Consigne: Extrayez sans aucune modification le passage des données qui va de la ligne contenant « candle-15 (210, 964, 222, 1063) » jusqu'à la ligne contenant « price-axis-label-4: 112,650.0 (981, 1069, 1077, 1094) », ces deux lignes incluses.

Données fournies:
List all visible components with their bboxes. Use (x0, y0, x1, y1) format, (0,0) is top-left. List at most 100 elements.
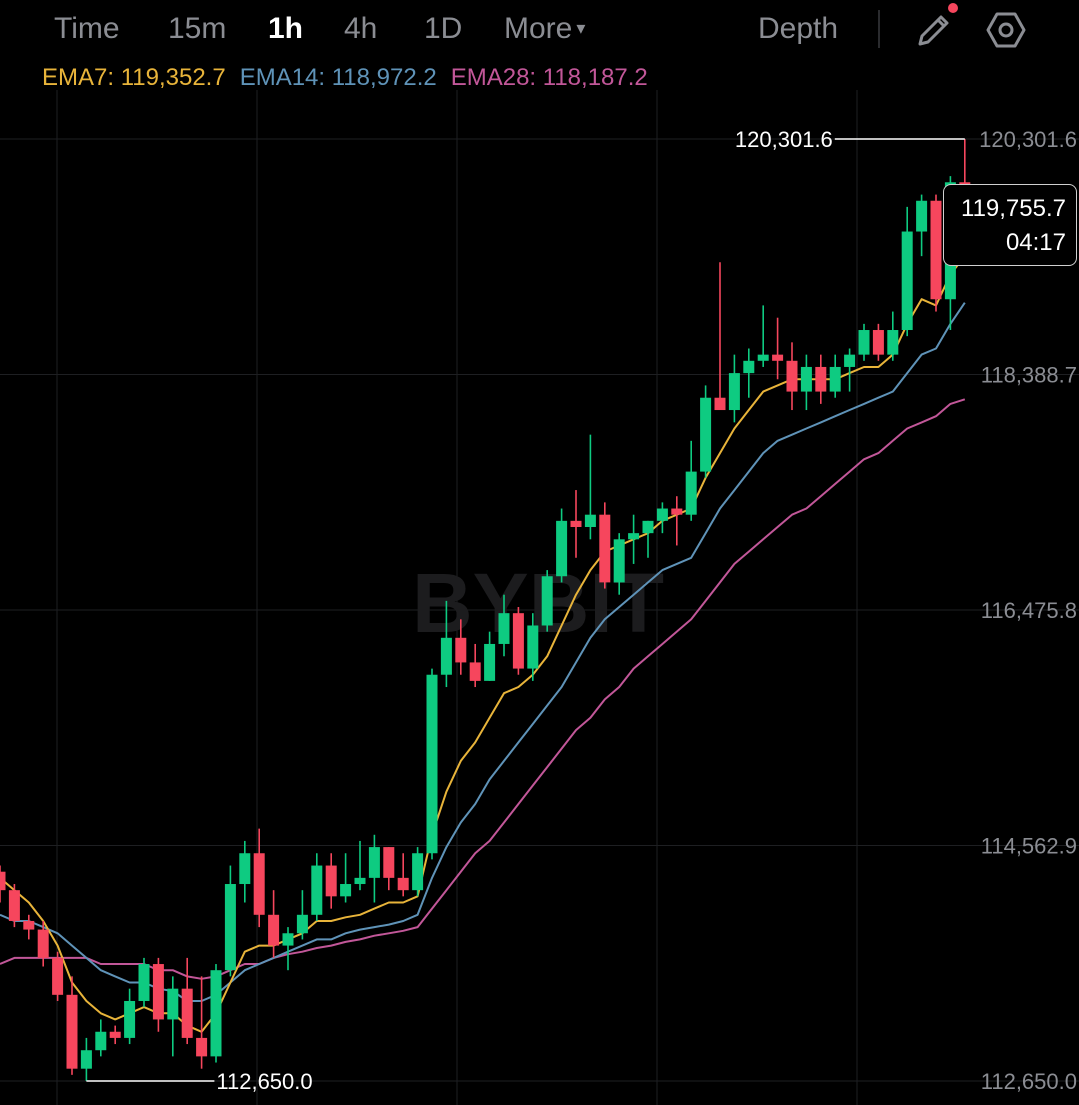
candle-15 (210, 964, 222, 1063)
candle-25 (354, 840, 366, 891)
candle-60 (858, 323, 870, 361)
timeframe-15m[interactable]: 15m (168, 12, 227, 45)
depth-tab[interactable]: Depth (758, 12, 839, 45)
candle-19 (268, 890, 280, 958)
candle-45 (642, 520, 654, 558)
candle-39 (556, 508, 568, 583)
candle-body (383, 847, 395, 878)
candle-10 (138, 957, 150, 1008)
candle-7 (95, 1019, 107, 1057)
candle-body (239, 853, 251, 885)
candle-body (613, 539, 625, 583)
candle-body (527, 625, 539, 669)
candle-body (181, 988, 193, 1038)
candle-body (340, 884, 352, 897)
candle-9 (124, 988, 136, 1045)
candle-30 (426, 668, 438, 860)
candle-body (66, 994, 78, 1069)
timeframe-1h[interactable]: 1h (268, 12, 304, 45)
candle-33 (469, 643, 481, 688)
timeframe-more[interactable]: More ▾ (504, 12, 585, 46)
ema28-label: EMA28: 118,187.2 (450, 64, 648, 91)
candle-body (210, 970, 222, 1057)
candle-body (872, 330, 884, 355)
candle-body (858, 330, 870, 355)
candle-1 (8, 884, 20, 928)
candle-8 (109, 1025, 121, 1045)
timeframe-1d[interactable]: 1D (424, 12, 463, 45)
candle-body (772, 354, 784, 361)
candle-37 (527, 613, 539, 681)
candle-65 (930, 194, 942, 312)
candle-52 (743, 348, 755, 398)
candle-17 (239, 840, 251, 903)
candle-body (584, 514, 596, 527)
pencil-icon[interactable] (912, 8, 956, 52)
candle-body (671, 508, 683, 515)
price-axis-label-4: 112,650.0 (981, 1069, 1077, 1094)
candle-body (685, 471, 697, 515)
candle-body (829, 366, 841, 392)
toolbar-divider (878, 10, 880, 48)
candle-5 (66, 976, 78, 1075)
ema7-label: EMA7: 119,352.7 (42, 64, 226, 91)
candle-40 (570, 490, 582, 558)
candle-body (412, 853, 424, 891)
high-marker-label: 120,301.6 (735, 127, 833, 152)
candle-body (282, 933, 294, 946)
more-label: More (504, 12, 573, 45)
candle-body (440, 637, 452, 675)
candle-48 (685, 440, 697, 521)
candle-53 (757, 305, 769, 367)
candle-body (844, 354, 856, 367)
candle-body (498, 613, 510, 644)
candle-6 (80, 1037, 92, 1081)
candle-body (52, 957, 64, 995)
candle-body (800, 366, 812, 392)
candle-body (124, 1000, 136, 1038)
candle-11 (152, 957, 164, 1032)
candle-body (167, 988, 179, 1020)
candle-body (714, 397, 726, 411)
chevron-down-icon: ▾ (576, 18, 586, 38)
candle-body (37, 929, 49, 958)
candle-32 (455, 619, 467, 675)
candle-55 (786, 342, 798, 411)
candle-26 (368, 834, 380, 903)
current-price: 119,755.7 (961, 195, 1066, 222)
candle-24 (340, 853, 352, 903)
candle-body (325, 865, 337, 897)
candle-44 (628, 514, 640, 564)
timeframe-time[interactable]: Time (54, 12, 120, 45)
candle-4 (52, 951, 64, 1001)
candle-body (556, 520, 568, 577)
candle-18 (253, 828, 265, 928)
candle-body (656, 508, 668, 521)
hexagon-gear-icon[interactable] (984, 8, 1028, 52)
candle-body (512, 613, 524, 669)
ema14-label: EMA14: 118,972.2 (239, 64, 437, 91)
candle-42 (599, 502, 611, 589)
candle-body (815, 366, 827, 392)
timeframe-4h[interactable]: 4h (344, 12, 378, 45)
candle-35 (498, 594, 510, 657)
candle-body (455, 637, 467, 663)
candle-63 (901, 206, 913, 337)
candle-46 (656, 502, 668, 534)
candle-body (901, 231, 913, 331)
low-marker-label: 112,650.0 (216, 1069, 312, 1094)
candle-21 (296, 890, 308, 940)
candle-body (296, 914, 308, 934)
candle-body (0, 871, 6, 891)
candle-36 (512, 607, 524, 675)
candle-body (23, 920, 35, 930)
candle-body (728, 373, 740, 411)
candle-62 (887, 311, 899, 361)
candle-body (642, 520, 654, 534)
candle-body (397, 877, 409, 891)
candle-body (700, 397, 712, 472)
price-axis-label-1: 118,388.7 (981, 363, 1077, 388)
candle-22 (311, 853, 323, 921)
candle-23 (325, 853, 337, 909)
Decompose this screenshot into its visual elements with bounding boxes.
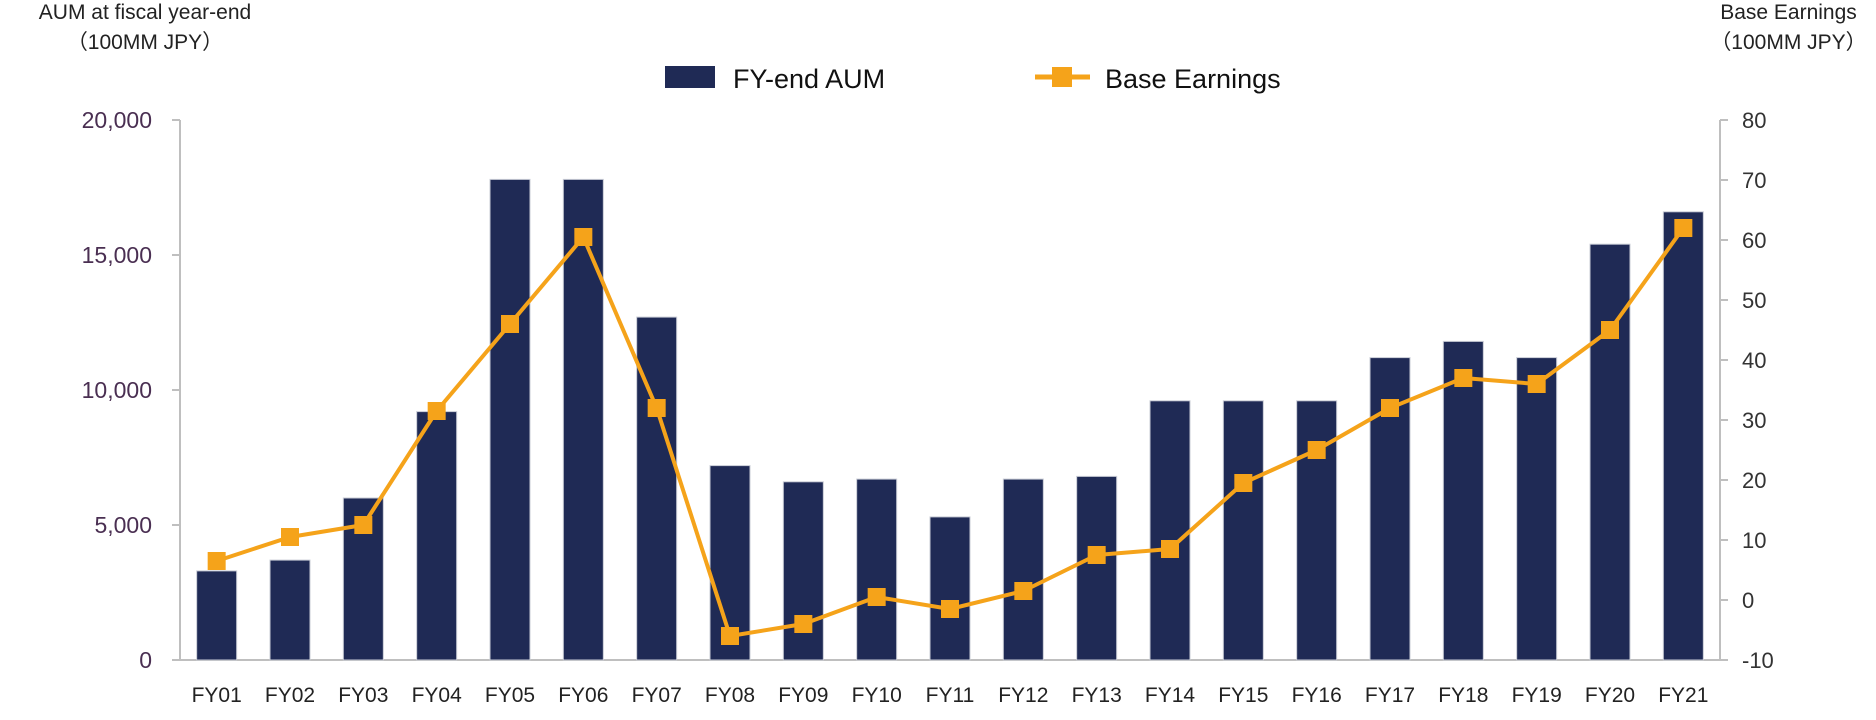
aum-bar [269, 559, 311, 661]
right-tick-label: -10 [1742, 648, 1774, 673]
earnings-point [1454, 369, 1473, 387]
x-tick-label: FY20 [1585, 684, 1635, 707]
earnings-point [941, 600, 959, 618]
legend-marker-earnings [1052, 67, 1072, 87]
aum-bar [782, 481, 824, 661]
aum-bar [1002, 478, 1044, 661]
bars [196, 178, 1704, 661]
left-axis-title-line1: AUM at fiscal year-end [38, 1, 252, 24]
earnings-point [1307, 441, 1326, 459]
x-tick-label: FY07 [632, 684, 682, 707]
x-tick-label: FY14 [1145, 684, 1196, 707]
left-tick-label: 15,000 [82, 242, 152, 268]
x-tick-label: FY11 [926, 684, 975, 707]
aum-bar [1076, 475, 1118, 661]
legend: FY-end AUM Base Earnings [665, 64, 1281, 94]
aum-bar [1662, 211, 1704, 661]
aum-bar [929, 516, 971, 661]
right-tick-label: 50 [1742, 288, 1766, 313]
x-tick-label: FY15 [1218, 684, 1268, 707]
right-axis-title-line2: （100MM JPY） [1710, 31, 1867, 54]
aum-bar [489, 178, 531, 661]
x-tick-label: FY04 [412, 684, 463, 707]
aum-bar [1442, 340, 1484, 661]
earnings-point [207, 552, 226, 570]
aum-bar [1222, 400, 1264, 661]
aum-bar [1369, 357, 1411, 661]
earnings-point [574, 228, 593, 246]
right-tick-label: 0 [1742, 588, 1754, 613]
earnings-point [354, 516, 373, 534]
earnings-point [647, 399, 666, 417]
earnings-point [1381, 399, 1399, 417]
right-axis-title-line1: Base Earnings [1720, 1, 1857, 24]
x-tick-label: FY10 [852, 684, 902, 707]
x-tick-label: FY01 [192, 684, 242, 707]
left-tick-label: 5,000 [94, 512, 152, 538]
earnings-point [1601, 321, 1619, 339]
right-tick-label: 40 [1742, 348, 1766, 373]
right-tick-label: 60 [1742, 228, 1766, 253]
earnings-point [427, 402, 446, 420]
aum-bar [1516, 357, 1558, 661]
left-axis-title-line2: （100MM JPY） [66, 31, 224, 54]
earnings-point [1014, 582, 1033, 600]
right-tick-label: 80 [1742, 108, 1766, 133]
x-tick-label: FY03 [338, 684, 388, 707]
earnings-line [207, 219, 1693, 645]
aum-bar [636, 316, 678, 661]
x-tick-label: FY18 [1438, 684, 1488, 707]
aum-bar [416, 411, 458, 661]
tick-labels: 0 5,000 10,000 15,000 20,000 -10 0 10 20 30 40 50 60… [82, 107, 1774, 707]
right-axis-title: Base Earnings （100MM JPY） [1701, 0, 1876, 58]
x-tick-label: FY17 [1365, 684, 1415, 707]
x-tick-label: FY05 [485, 684, 535, 707]
left-tick-label: 0 [139, 647, 152, 673]
aum-bar [1589, 243, 1631, 661]
left-tick-label: 10,000 [82, 377, 152, 403]
x-tick-label: FY08 [705, 684, 755, 707]
x-tick-label: FY12 [998, 684, 1048, 707]
x-tick-label: FY09 [778, 684, 828, 707]
earnings-point [721, 627, 739, 645]
aum-bar [562, 178, 604, 661]
earnings-point [1527, 375, 1546, 393]
legend-swatch-aum [665, 66, 715, 88]
earnings-point [1234, 474, 1253, 492]
x-tick-label: FY19 [1512, 684, 1562, 707]
legend-label-earnings: Base Earnings [1105, 64, 1281, 94]
earnings-point [1161, 540, 1179, 558]
earnings-point [1674, 219, 1693, 237]
x-tick-label: FY06 [558, 684, 608, 707]
right-tick-label: 70 [1742, 168, 1766, 193]
x-tick-label: FY21 [1658, 684, 1708, 707]
right-tick-label: 20 [1742, 468, 1766, 493]
x-tick-label: FY02 [265, 684, 315, 707]
left-tick-label: 20,000 [82, 107, 152, 133]
earnings-point [1087, 546, 1106, 564]
legend-label-aum: FY-end AUM [733, 64, 885, 94]
aum-bar [1149, 400, 1191, 661]
left-axis-title: AUM at fiscal year-end （100MM JPY） [0, 0, 290, 58]
earnings-point [794, 615, 813, 633]
right-tick-label: 30 [1742, 408, 1766, 433]
earnings-point [501, 315, 519, 333]
right-tick-label: 10 [1742, 528, 1766, 553]
x-tick-label: FY13 [1072, 684, 1122, 707]
x-tick-label: FY16 [1292, 684, 1342, 707]
aum-bar [856, 478, 898, 661]
earnings-point [867, 588, 886, 606]
aum-bar [196, 570, 238, 661]
earnings-point [281, 528, 299, 546]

Résultat:
candle-15 (210, 964, 222, 1063)
candle-25 (354, 840, 366, 891)
candle-60 (858, 323, 870, 361)
timeframe-15m[interactable]: 15m (168, 12, 227, 45)
depth-tab[interactable]: Depth (758, 12, 839, 45)
candle-19 (268, 890, 280, 958)
candle-45 (642, 520, 654, 558)
candle-39 (556, 508, 568, 583)
candle-body (383, 847, 395, 878)
candle-10 (138, 957, 150, 1008)
candle-7 (95, 1019, 107, 1057)
candle-body (239, 853, 251, 885)
candle-body (613, 539, 625, 583)
candle-body (527, 625, 539, 669)
candle-body (181, 988, 193, 1038)
candle-body (340, 884, 352, 897)
candle-9 (124, 988, 136, 1045)
candle-30 (426, 668, 438, 860)
candle-body (66, 994, 78, 1069)
timeframe-1h[interactable]: 1h (268, 12, 304, 45)
candle-33 (469, 643, 481, 688)
timeframe-more[interactable]: More ▾ (504, 12, 585, 46)
ema28-label: EMA28: 118,187.2 (450, 64, 648, 91)
candle-body (210, 970, 222, 1057)
candle-body (872, 330, 884, 355)
candle-body (858, 330, 870, 355)
candle-1 (8, 884, 20, 928)
candle-8 (109, 1025, 121, 1045)
timeframe-1d[interactable]: 1D (424, 12, 463, 45)
candle-body (772, 354, 784, 361)
candle-37 (527, 613, 539, 681)
candle-65 (930, 194, 942, 312)
candle-52 (743, 348, 755, 398)
candle-17 (239, 840, 251, 903)
candle-body (584, 514, 596, 527)
pencil-icon[interactable] (912, 8, 956, 52)
candle-body (671, 508, 683, 515)
price-axis-label-4: 112,650.0 (981, 1069, 1077, 1094)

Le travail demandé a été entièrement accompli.